Start Data section

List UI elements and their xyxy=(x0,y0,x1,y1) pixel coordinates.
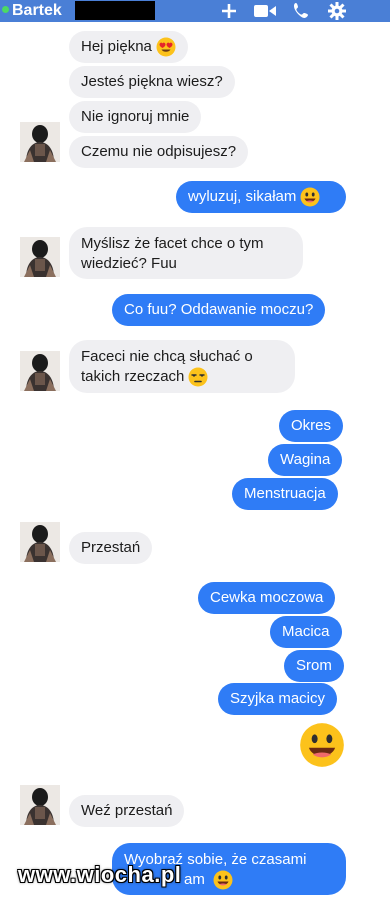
grinning-emoji xyxy=(213,870,233,890)
contact-name[interactable]: Bartek xyxy=(12,2,62,20)
outgoing-message[interactable]: Srom xyxy=(284,650,344,682)
phone-icon[interactable] xyxy=(290,1,312,21)
message-text: Okres xyxy=(291,417,332,434)
contact-avatar[interactable] xyxy=(20,351,60,391)
message-text: Srom xyxy=(296,657,332,674)
unamused-emoji xyxy=(188,367,208,387)
outgoing-message[interactable]: wyluzuj, sikałam xyxy=(176,181,346,213)
incoming-message[interactable]: Weź przestań xyxy=(69,795,185,827)
watermark: www.wiocha.pl xyxy=(18,862,182,887)
chat-header: Bartek xyxy=(0,0,390,22)
incoming-message[interactable]: Nie ignoruj mnie xyxy=(69,101,202,133)
outgoing-message[interactable]: Okres xyxy=(279,410,344,442)
contact-avatar[interactable] xyxy=(20,237,60,277)
message-text: Hej piękna xyxy=(81,38,152,55)
outgoing-message[interactable]: Macica xyxy=(270,616,342,648)
message-text: Co fuu? Oddawanie moczu? xyxy=(124,301,314,318)
incoming-message[interactable]: Faceci nie chcą słuchać o takich rzeczac… xyxy=(69,340,295,393)
message-text: Faceci nie chcą słuchać o takich rzeczac… xyxy=(81,347,283,387)
message-text: Nie ignoruj mnie xyxy=(81,108,190,125)
outgoing-message[interactable]: Menstruacja xyxy=(232,478,338,510)
video-icon[interactable] xyxy=(254,1,276,21)
outgoing-message[interactable]: Cewka moczowa xyxy=(198,582,336,614)
gear-icon[interactable] xyxy=(326,1,348,21)
message-text-line2: am xyxy=(184,871,205,888)
more-icon[interactable] xyxy=(362,1,384,21)
message-text: Przestań xyxy=(81,539,141,556)
online-status-dot xyxy=(2,6,9,13)
incoming-message[interactable]: Przestań xyxy=(69,532,153,564)
message-text: Czemu nie odpisujesz? xyxy=(81,143,237,160)
plus-icon[interactable] xyxy=(218,1,240,21)
message-text: Jesteś piękna wiesz? xyxy=(81,73,223,90)
message-text: Macica xyxy=(282,623,330,640)
contact-avatar[interactable] xyxy=(20,785,60,825)
incoming-message[interactable]: Myślisz że facet chce o tym wiedzieć? Fu… xyxy=(69,227,303,279)
message-text: Weź przestań xyxy=(81,802,173,819)
incoming-message[interactable]: Hej piękna xyxy=(69,31,188,63)
message-text: Menstruacja xyxy=(244,485,326,502)
contact-avatar[interactable] xyxy=(20,522,60,562)
grinning-emoji[interactable] xyxy=(299,722,345,768)
incoming-message[interactable]: Jesteś piękna wiesz? xyxy=(69,66,235,98)
outgoing-message[interactable]: Szyjka macicy xyxy=(218,683,338,715)
grinning-emoji xyxy=(300,187,320,207)
redacted-surname xyxy=(75,1,155,20)
message-text: Myślisz że facet chce o tym wiedzieć? Fu… xyxy=(81,235,264,272)
outgoing-message[interactable]: Wagina xyxy=(268,444,343,476)
incoming-message[interactable]: Czemu nie odpisujesz? xyxy=(69,136,249,168)
contact-avatar[interactable] xyxy=(20,122,60,162)
message-text: Wagina xyxy=(280,451,331,468)
message-text: Szyjka macicy xyxy=(230,690,326,707)
outgoing-message[interactable]: Co fuu? Oddawanie moczu? xyxy=(112,294,326,326)
heart-eyes-emoji xyxy=(156,37,176,57)
message-text: wyluzuj, sikałam xyxy=(188,188,297,205)
message-text-part: Faceci nie chcą słuchać o takich rzeczac… xyxy=(81,348,253,385)
message-text: Cewka moczowa xyxy=(210,589,324,606)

End Data section

What is being asked ▸
Write out every line of the items above word for word, but leave out the pictures.

Output of the exercise ▸
List UI elements and their xyxy=(x0,y0,x1,y1) pixel coordinates.
grinning-emoji xyxy=(213,870,233,890)
contact-name[interactable]: Bartek xyxy=(12,2,62,20)
outgoing-message[interactable]: Srom xyxy=(284,650,344,682)
phone-icon[interactable] xyxy=(290,1,312,21)
message-text: Okres xyxy=(291,417,332,434)
contact-avatar[interactable] xyxy=(20,351,60,391)
message-text: Srom xyxy=(296,657,332,674)
unamused-emoji xyxy=(188,367,208,387)
outgoing-message[interactable]: wyluzuj, sikałam xyxy=(176,181,346,213)
incoming-message[interactable]: Weź przestań xyxy=(69,795,185,827)
watermark: www.wiocha.pl xyxy=(18,862,182,887)
chat-header: Bartek xyxy=(0,0,390,22)
incoming-message[interactable]: Nie ignoruj mnie xyxy=(69,101,202,133)
outgoing-message[interactable]: Okres xyxy=(279,410,344,442)
contact-avatar[interactable] xyxy=(20,237,60,277)
message-text: Hej piękna xyxy=(81,38,152,55)
outgoing-message[interactable]: Macica xyxy=(270,616,342,648)
message-text: Co fuu? Oddawanie moczu? xyxy=(124,301,314,318)
incoming-message[interactable]: Faceci nie chcą słuchać o takich rzeczac… xyxy=(69,340,295,393)
message-text: Faceci nie chcą słuchać o takich rzeczac… xyxy=(81,347,283,387)
message-text: Nie ignoruj mnie xyxy=(81,108,190,125)
outgoing-message[interactable]: Menstruacja xyxy=(232,478,338,510)
video-icon[interactable] xyxy=(254,1,276,21)
outgoing-message[interactable]: Cewka moczowa xyxy=(198,582,336,614)
gear-icon[interactable] xyxy=(326,1,348,21)
message-text-line2: am xyxy=(184,871,205,888)
more-icon[interactable] xyxy=(362,1,384,21)
message-text: Przestań xyxy=(81,539,141,556)
online-status-dot xyxy=(2,6,9,13)
incoming-message[interactable]: Przestań xyxy=(69,532,153,564)
message-text: Czemu nie odpisujesz? xyxy=(81,143,237,160)
plus-icon[interactable] xyxy=(218,1,240,21)
message-text: Jesteś piękna wiesz? xyxy=(81,73,223,90)
message-text: Macica xyxy=(282,623,330,640)
contact-avatar[interactable] xyxy=(20,785,60,825)
incoming-message[interactable]: Myślisz że facet chce o tym wiedzieć? Fu… xyxy=(69,227,303,279)
message-text: Weź przestań xyxy=(81,802,173,819)
incoming-message[interactable]: Hej piękna xyxy=(69,31,188,63)
message-text: Menstruacja xyxy=(244,485,326,502)
contact-avatar[interactable] xyxy=(20,522,60,562)
grinning-emoji[interactable] xyxy=(299,722,345,768)
incoming-message[interactable]: Jesteś piękna wiesz? xyxy=(69,66,235,98)
outgoing-message[interactable]: Szyjka macicy xyxy=(218,683,338,715)
grinning-emoji xyxy=(300,187,320,207)
redacted-surname xyxy=(75,1,155,20)
message-text: Myślisz że facet chce o tym wiedzieć? Fu… xyxy=(81,235,264,272)
outgoing-message[interactable]: Wagina xyxy=(268,444,343,476)
incoming-message[interactable]: Czemu nie odpisujesz? xyxy=(69,136,249,168)
contact-avatar[interactable] xyxy=(20,122,60,162)
message-text: Wagina xyxy=(280,451,331,468)
message-text: Szyjka macicy xyxy=(230,690,326,707)
outgoing-message[interactable]: Co fuu? Oddawanie moczu? xyxy=(112,294,326,326)
heart-eyes-emoji xyxy=(156,37,176,57)
message-text: wyluzuj, sikałam xyxy=(188,188,297,205)
message-text-part: Faceci nie chcą słuchać o takich rzeczac… xyxy=(81,348,253,385)
message-text: Cewka moczowa xyxy=(210,589,324,606)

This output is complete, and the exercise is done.